* [STATED PROBLEM] Quote the records below in full, exactly as given, with the images taken out.

** start **

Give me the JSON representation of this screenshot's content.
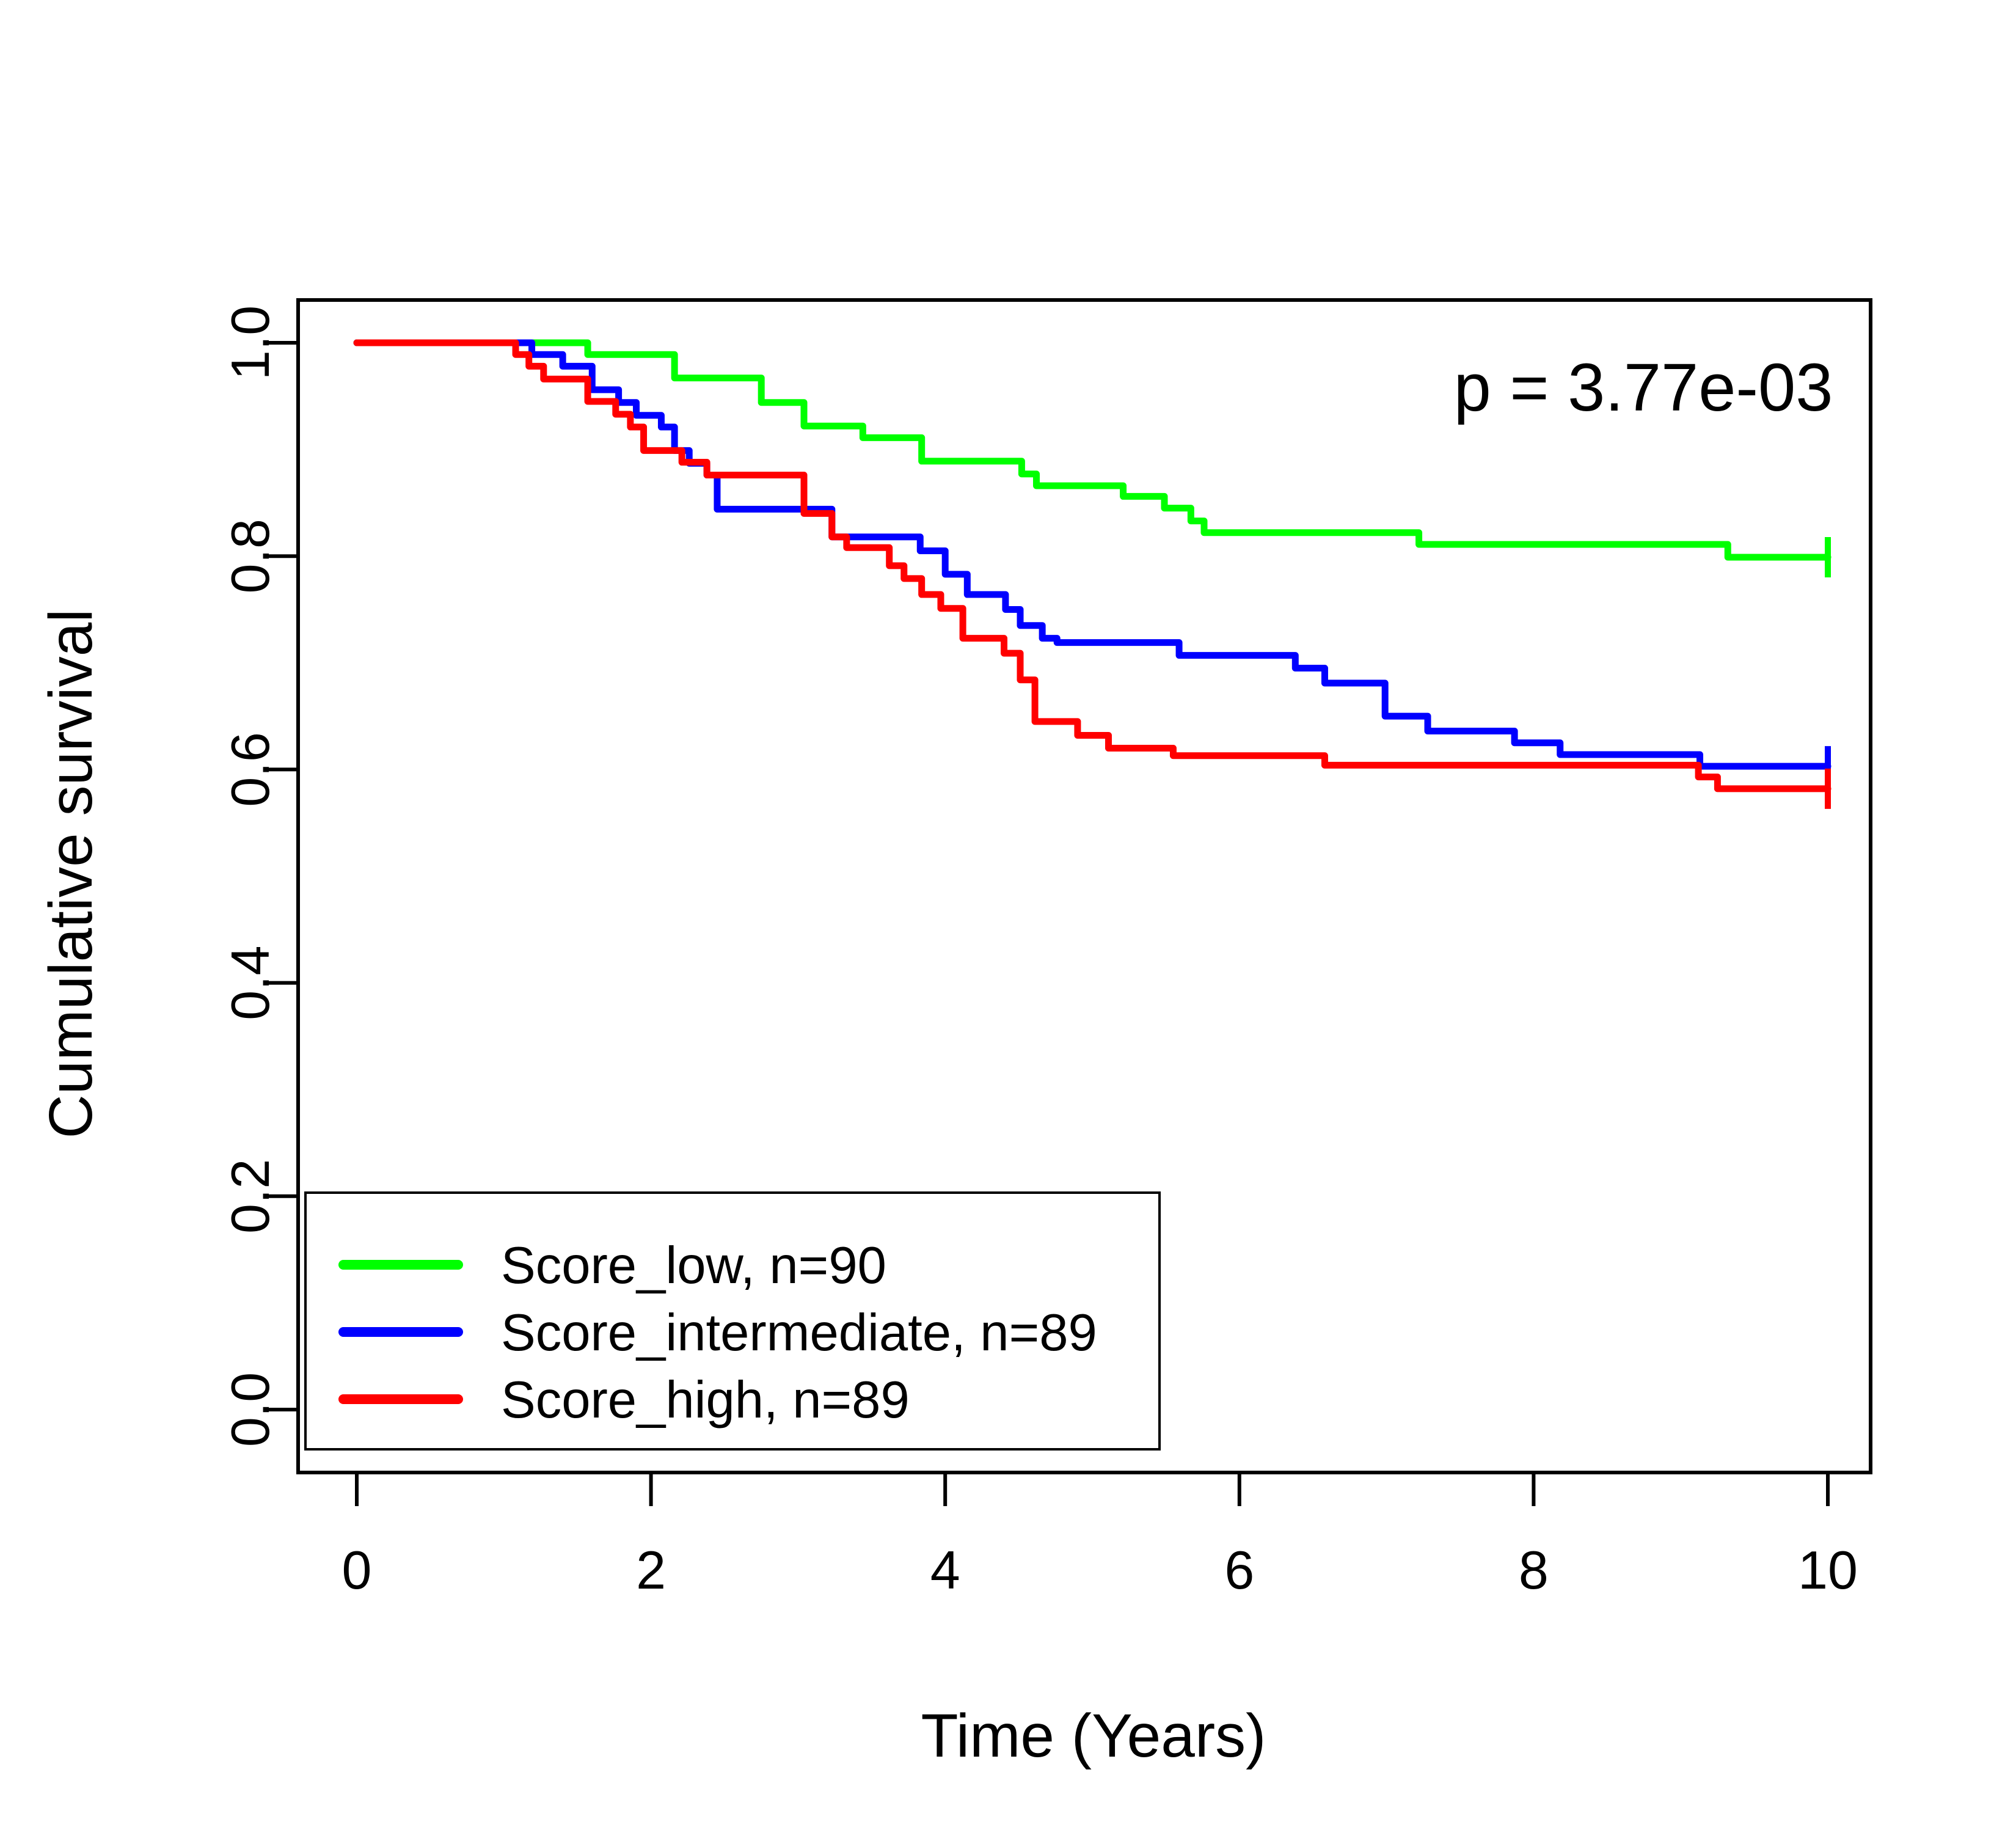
{
  "figure": {
    "background_color": "#FFFFFF",
    "axis_color": "#000000"
  },
  "chart_data": {
    "type": "line",
    "subtype": "kaplan-meier-step-curves",
    "title": "",
    "xlabel": "Time (Years)",
    "ylabel": "Cumulative survival",
    "xlim": [
      0,
      10
    ],
    "ylim": [
      0,
      1
    ],
    "x_ticks": [
      0,
      2,
      4,
      6,
      8,
      10
    ],
    "y_ticks": [
      "0.0",
      "0.2",
      "0.4",
      "0.6",
      "0.8",
      "1.0"
    ],
    "grid": false,
    "legend_position": "bottom-left",
    "annotation": {
      "text": "p = 3.77e-03"
    },
    "series": [
      {
        "name": "Score_low, n=90",
        "color": "#00FF00",
        "start": [
          0,
          1.0
        ],
        "end_time": 10,
        "censor_tick_at_end": true,
        "steps": [
          [
            1.57,
            0.989
          ],
          [
            2.16,
            0.967
          ],
          [
            2.75,
            0.944
          ],
          [
            3.04,
            0.922
          ],
          [
            3.44,
            0.911
          ],
          [
            3.84,
            0.889
          ],
          [
            4.52,
            0.877
          ],
          [
            4.62,
            0.866
          ],
          [
            5.21,
            0.856
          ],
          [
            5.49,
            0.845
          ],
          [
            5.67,
            0.833
          ],
          [
            5.76,
            0.822
          ],
          [
            7.22,
            0.811
          ],
          [
            9.32,
            0.799
          ]
        ]
      },
      {
        "name": "Score_intermediate, n=89",
        "color": "#0000FF",
        "start": [
          0,
          1.0
        ],
        "end_time": 10,
        "censor_tick_at_end": true,
        "steps": [
          [
            1.19,
            0.989
          ],
          [
            1.4,
            0.978
          ],
          [
            1.6,
            0.956
          ],
          [
            1.78,
            0.944
          ],
          [
            1.9,
            0.932
          ],
          [
            2.07,
            0.921
          ],
          [
            2.16,
            0.899
          ],
          [
            2.26,
            0.887
          ],
          [
            2.38,
            0.876
          ],
          [
            2.45,
            0.844
          ],
          [
            3.23,
            0.818
          ],
          [
            3.83,
            0.805
          ],
          [
            4.0,
            0.783
          ],
          [
            4.15,
            0.764
          ],
          [
            4.41,
            0.75
          ],
          [
            4.51,
            0.735
          ],
          [
            4.66,
            0.723
          ],
          [
            4.76,
            0.719
          ],
          [
            5.59,
            0.707
          ],
          [
            6.38,
            0.695
          ],
          [
            6.58,
            0.681
          ],
          [
            6.99,
            0.65
          ],
          [
            7.28,
            0.636
          ],
          [
            7.87,
            0.625
          ],
          [
            8.18,
            0.614
          ],
          [
            9.13,
            0.603
          ]
        ]
      },
      {
        "name": "Score_high, n=89",
        "color": "#FF0000",
        "start": [
          0,
          1.0
        ],
        "end_time": 10,
        "censor_tick_at_end": true,
        "steps": [
          [
            1.08,
            0.989
          ],
          [
            1.17,
            0.978
          ],
          [
            1.27,
            0.966
          ],
          [
            1.57,
            0.945
          ],
          [
            1.76,
            0.933
          ],
          [
            1.86,
            0.921
          ],
          [
            1.95,
            0.899
          ],
          [
            2.21,
            0.888
          ],
          [
            2.38,
            0.876
          ],
          [
            3.04,
            0.84
          ],
          [
            3.23,
            0.818
          ],
          [
            3.33,
            0.808
          ],
          [
            3.62,
            0.791
          ],
          [
            3.72,
            0.779
          ],
          [
            3.84,
            0.764
          ],
          [
            3.97,
            0.751
          ],
          [
            4.12,
            0.723
          ],
          [
            4.4,
            0.709
          ],
          [
            4.51,
            0.684
          ],
          [
            4.61,
            0.645
          ],
          [
            4.9,
            0.632
          ],
          [
            5.11,
            0.62
          ],
          [
            5.55,
            0.613
          ],
          [
            6.58,
            0.604
          ],
          [
            9.12,
            0.593
          ],
          [
            9.25,
            0.582
          ]
        ]
      }
    ]
  }
}
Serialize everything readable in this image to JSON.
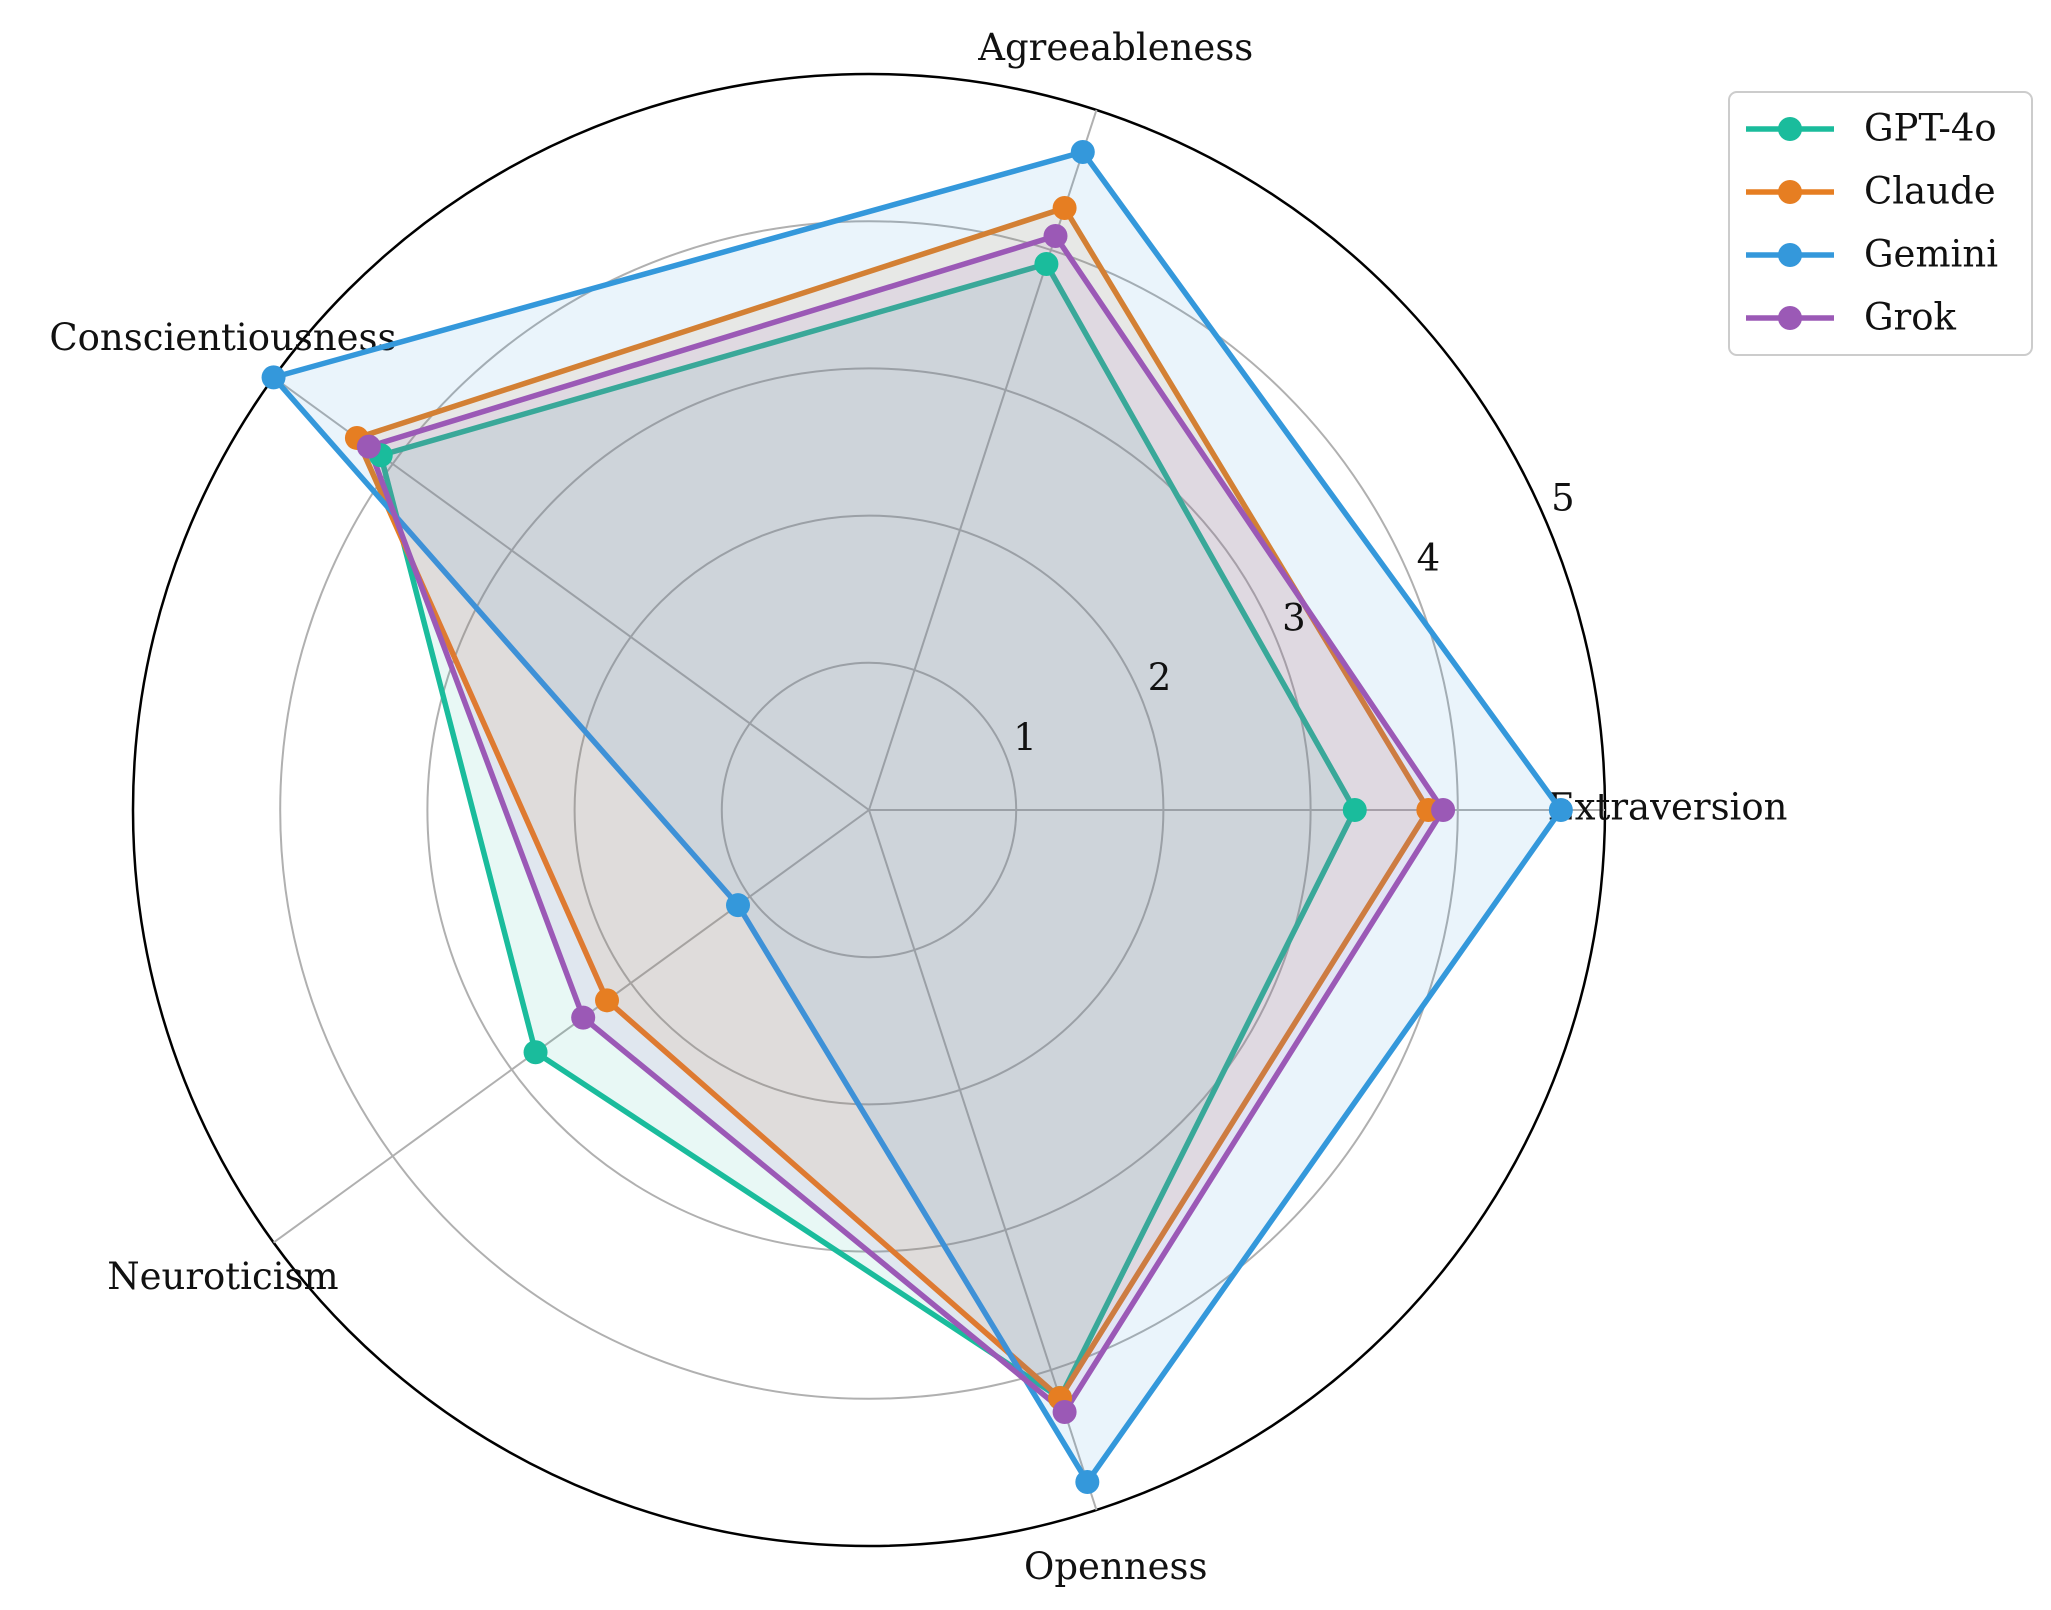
{
  "chart_data": {
    "type": "radar",
    "categories": [
      "Extraversion",
      "Agreeableness",
      "Conscientiousness",
      "Neuroticism",
      "Openness"
    ],
    "series": [
      {
        "name": "GPT-4o",
        "color": "#1abc9c",
        "values": [
          3.3,
          3.9,
          4.1,
          2.8,
          4.2
        ]
      },
      {
        "name": "Claude",
        "color": "#e67e22",
        "values": [
          3.8,
          4.3,
          4.3,
          2.2,
          4.2
        ]
      },
      {
        "name": "Gemini",
        "color": "#3498db",
        "values": [
          4.7,
          4.7,
          5.0,
          1.1,
          4.8
        ]
      },
      {
        "name": "Grok",
        "color": "#9b59b6",
        "values": [
          3.9,
          4.1,
          4.2,
          2.4,
          4.3
        ]
      }
    ],
    "rlim": [
      0,
      5
    ],
    "rticks": [
      1,
      2,
      3,
      4,
      5
    ],
    "grid": true,
    "legend": "upper right"
  }
}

** end **

* [RESPONSE TO THIS TASK]
Give me the JSON representation of this screenshot's content.
{
  "figure": {
    "background_color": "#FFFFFF",
    "axis_color": "#000000"
  },
  "chart_data": {
    "type": "line",
    "subtype": "kaplan-meier-step-curves",
    "title": "",
    "xlabel": "Time (Years)",
    "ylabel": "Cumulative survival",
    "xlim": [
      0,
      10
    ],
    "ylim": [
      0,
      1
    ],
    "x_ticks": [
      0,
      2,
      4,
      6,
      8,
      10
    ],
    "y_ticks": [
      "0.0",
      "0.2",
      "0.4",
      "0.6",
      "0.8",
      "1.0"
    ],
    "grid": false,
    "legend_position": "bottom-left",
    "annotation": {
      "text": "p = 3.77e-03"
    },
    "series": [
      {
        "name": "Score_low, n=90",
        "color": "#00FF00",
        "start": [
          0,
          1.0
        ],
        "end_time": 10,
        "censor_tick_at_end": true,
        "steps": [
          [
            1.57,
            0.989
          ],
          [
            2.16,
            0.967
          ],
          [
            2.75,
            0.944
          ],
          [
            3.04,
            0.922
          ],
          [
            3.44,
            0.911
          ],
          [
            3.84,
            0.889
          ],
          [
            4.52,
            0.877
          ],
          [
            4.62,
            0.866
          ],
          [
            5.21,
            0.856
          ],
          [
            5.49,
            0.845
          ],
          [
            5.67,
            0.833
          ],
          [
            5.76,
            0.822
          ],
          [
            7.22,
            0.811
          ],
          [
            9.32,
            0.799
          ]
        ]
      },
      {
        "name": "Score_intermediate, n=89",
        "color": "#0000FF",
        "start": [
          0,
          1.0
        ],
        "end_time": 10,
        "censor_tick_at_end": true,
        "steps": [
          [
            1.19,
            0.989
          ],
          [
            1.4,
            0.978
          ],
          [
            1.6,
            0.956
          ],
          [
            1.78,
            0.944
          ],
          [
            1.9,
            0.932
          ],
          [
            2.07,
            0.921
          ],
          [
            2.16,
            0.899
          ],
          [
            2.26,
            0.887
          ],
          [
            2.38,
            0.876
          ],
          [
            2.45,
            0.844
          ],
          [
            3.23,
            0.818
          ],
          [
            3.83,
            0.805
          ],
          [
            4.0,
            0.783
          ],
          [
            4.15,
            0.764
          ],
          [
            4.41,
            0.75
          ],
          [
            4.51,
            0.735
          ],
          [
            4.66,
            0.723
          ],
          [
            4.76,
            0.719
          ],
          [
            5.59,
            0.707
          ],
          [
            6.38,
            0.695
          ],
          [
            6.58,
            0.681
          ],
          [
            6.99,
            0.65
          ],
          [
            7.28,
            0.636
          ],
          [
            7.87,
            0.625
          ],
          [
            8.18,
            0.614
          ],
          [
            9.13,
            0.603
          ]
        ]
      },
      {
        "name": "Score_high, n=89",
        "color": "#FF0000",
        "start": [
          0,
          1.0
        ],
        "end_time": 10,
        "censor_tick_at_end": true,
        "steps": [
          [
            1.08,
            0.989
          ],
          [
            1.17,
            0.978
          ],
          [
            1.27,
            0.966
          ],
          [
            1.57,
            0.945
          ],
          [
            1.76,
            0.933
          ],
          [
            1.86,
            0.921
          ],
          [
            1.95,
            0.899
          ],
          [
            2.21,
            0.888
          ],
          [
            2.38,
            0.876
          ],
          [
            3.04,
            0.84
          ],
          [
            3.23,
            0.818
          ],
          [
            3.33,
            0.808
          ],
          [
            3.62,
            0.791
          ],
          [
            3.72,
            0.779
          ],
          [
            3.84,
            0.764
          ],
          [
            3.97,
            0.751
          ],
          [
            4.12,
            0.723
          ],
          [
            4.4,
            0.709
          ],
          [
            4.51,
            0.684
          ],
          [
            4.61,
            0.645
          ],
          [
            4.9,
            0.632
          ],
          [
            5.11,
            0.62
          ],
          [
            5.55,
            0.613
          ],
          [
            6.58,
            0.604
          ],
          [
            9.12,
            0.593
          ],
          [
            9.25,
            0.582
          ]
        ]
      }
    ]
  }
}
Serialize everything readable in this image to JSON.
{
  "chart_data": {
    "type": "radar",
    "categories": [
      "Extraversion",
      "Agreeableness",
      "Conscientiousness",
      "Neuroticism",
      "Openness"
    ],
    "series": [
      {
        "name": "GPT-4o",
        "color": "#1abc9c",
        "values": [
          3.3,
          3.9,
          4.1,
          2.8,
          4.2
        ]
      },
      {
        "name": "Claude",
        "color": "#e67e22",
        "values": [
          3.8,
          4.3,
          4.3,
          2.2,
          4.2
        ]
      },
      {
        "name": "Gemini",
        "color": "#3498db",
        "values": [
          4.7,
          4.7,
          5.0,
          1.1,
          4.8
        ]
      },
      {
        "name": "Grok",
        "color": "#9b59b6",
        "values": [
          3.9,
          4.1,
          4.2,
          2.4,
          4.3
        ]
      }
    ],
    "rlim": [
      0,
      5
    ],
    "rticks": [
      1,
      2,
      3,
      4,
      5
    ],
    "grid": true,
    "legend": "upper right"
  }
}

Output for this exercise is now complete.